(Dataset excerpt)
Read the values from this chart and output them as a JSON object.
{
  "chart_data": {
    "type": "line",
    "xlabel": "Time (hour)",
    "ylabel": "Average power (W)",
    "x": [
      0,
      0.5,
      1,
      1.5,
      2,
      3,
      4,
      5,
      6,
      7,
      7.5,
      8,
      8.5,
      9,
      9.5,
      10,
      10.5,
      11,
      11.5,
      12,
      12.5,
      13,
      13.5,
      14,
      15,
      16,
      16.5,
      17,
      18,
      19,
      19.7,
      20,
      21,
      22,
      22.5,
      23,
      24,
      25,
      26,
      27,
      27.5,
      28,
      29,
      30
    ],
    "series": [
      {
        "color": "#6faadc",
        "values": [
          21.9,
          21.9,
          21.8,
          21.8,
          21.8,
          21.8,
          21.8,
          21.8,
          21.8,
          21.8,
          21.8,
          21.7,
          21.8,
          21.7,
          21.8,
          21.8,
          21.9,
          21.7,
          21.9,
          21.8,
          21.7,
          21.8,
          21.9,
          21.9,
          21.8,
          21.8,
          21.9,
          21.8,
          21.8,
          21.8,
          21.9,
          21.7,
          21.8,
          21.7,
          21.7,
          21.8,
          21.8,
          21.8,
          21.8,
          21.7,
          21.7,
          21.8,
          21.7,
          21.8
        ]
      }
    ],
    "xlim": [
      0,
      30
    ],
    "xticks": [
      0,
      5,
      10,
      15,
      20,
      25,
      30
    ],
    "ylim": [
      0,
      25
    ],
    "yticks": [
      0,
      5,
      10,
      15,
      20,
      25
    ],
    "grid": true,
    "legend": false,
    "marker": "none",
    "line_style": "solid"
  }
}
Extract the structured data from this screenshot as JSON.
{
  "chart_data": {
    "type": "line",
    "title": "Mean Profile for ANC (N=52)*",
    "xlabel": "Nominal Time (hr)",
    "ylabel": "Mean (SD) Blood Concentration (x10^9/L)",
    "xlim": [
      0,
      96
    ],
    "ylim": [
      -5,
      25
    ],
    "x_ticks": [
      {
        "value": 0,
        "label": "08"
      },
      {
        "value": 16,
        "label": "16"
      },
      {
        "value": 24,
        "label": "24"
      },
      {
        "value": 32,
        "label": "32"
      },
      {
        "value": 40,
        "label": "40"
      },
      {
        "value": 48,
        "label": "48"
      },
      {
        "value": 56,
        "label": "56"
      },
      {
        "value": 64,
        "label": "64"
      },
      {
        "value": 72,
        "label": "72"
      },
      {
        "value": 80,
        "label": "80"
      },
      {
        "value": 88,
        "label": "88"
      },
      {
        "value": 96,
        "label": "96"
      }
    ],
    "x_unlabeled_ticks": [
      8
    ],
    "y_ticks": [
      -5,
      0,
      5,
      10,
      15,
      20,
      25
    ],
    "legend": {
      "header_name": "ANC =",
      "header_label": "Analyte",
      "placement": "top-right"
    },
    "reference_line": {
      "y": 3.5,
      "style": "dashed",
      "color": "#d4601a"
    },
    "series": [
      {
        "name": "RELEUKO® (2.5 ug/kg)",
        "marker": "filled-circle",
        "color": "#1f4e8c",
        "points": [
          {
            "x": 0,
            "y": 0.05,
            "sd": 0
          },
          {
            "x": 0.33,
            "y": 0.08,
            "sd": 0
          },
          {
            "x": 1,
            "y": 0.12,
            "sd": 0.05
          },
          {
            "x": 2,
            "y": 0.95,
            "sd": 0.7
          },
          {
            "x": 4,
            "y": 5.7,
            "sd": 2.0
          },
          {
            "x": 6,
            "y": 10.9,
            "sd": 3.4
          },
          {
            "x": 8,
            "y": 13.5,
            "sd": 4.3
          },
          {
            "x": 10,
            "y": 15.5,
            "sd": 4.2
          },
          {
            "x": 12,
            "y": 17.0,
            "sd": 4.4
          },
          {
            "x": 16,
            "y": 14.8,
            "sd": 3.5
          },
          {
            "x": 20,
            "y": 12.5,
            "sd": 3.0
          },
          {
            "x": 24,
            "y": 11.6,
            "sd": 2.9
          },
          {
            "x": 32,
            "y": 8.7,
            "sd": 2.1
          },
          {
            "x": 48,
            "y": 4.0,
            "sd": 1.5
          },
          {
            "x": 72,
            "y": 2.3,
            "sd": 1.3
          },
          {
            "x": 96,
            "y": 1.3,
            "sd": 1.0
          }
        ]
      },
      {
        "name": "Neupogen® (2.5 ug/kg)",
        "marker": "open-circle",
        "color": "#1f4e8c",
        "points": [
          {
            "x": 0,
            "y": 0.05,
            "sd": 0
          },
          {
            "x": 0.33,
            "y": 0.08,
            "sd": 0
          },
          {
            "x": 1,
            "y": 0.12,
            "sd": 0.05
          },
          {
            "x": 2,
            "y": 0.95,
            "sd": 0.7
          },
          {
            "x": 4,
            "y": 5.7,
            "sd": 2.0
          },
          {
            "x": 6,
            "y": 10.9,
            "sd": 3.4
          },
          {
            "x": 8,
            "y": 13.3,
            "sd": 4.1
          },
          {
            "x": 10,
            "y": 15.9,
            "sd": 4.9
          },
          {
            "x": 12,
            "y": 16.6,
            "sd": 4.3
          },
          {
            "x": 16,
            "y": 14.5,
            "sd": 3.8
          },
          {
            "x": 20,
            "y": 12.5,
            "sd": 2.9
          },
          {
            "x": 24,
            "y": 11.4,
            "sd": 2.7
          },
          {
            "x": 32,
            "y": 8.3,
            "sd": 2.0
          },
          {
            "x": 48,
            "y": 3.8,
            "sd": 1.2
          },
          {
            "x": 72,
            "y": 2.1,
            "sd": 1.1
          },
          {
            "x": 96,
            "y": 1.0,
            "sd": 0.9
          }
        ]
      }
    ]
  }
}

Problem requirements: How many lines of the data hold the string "JSON"? Reply with the number alone.

Completed task: 2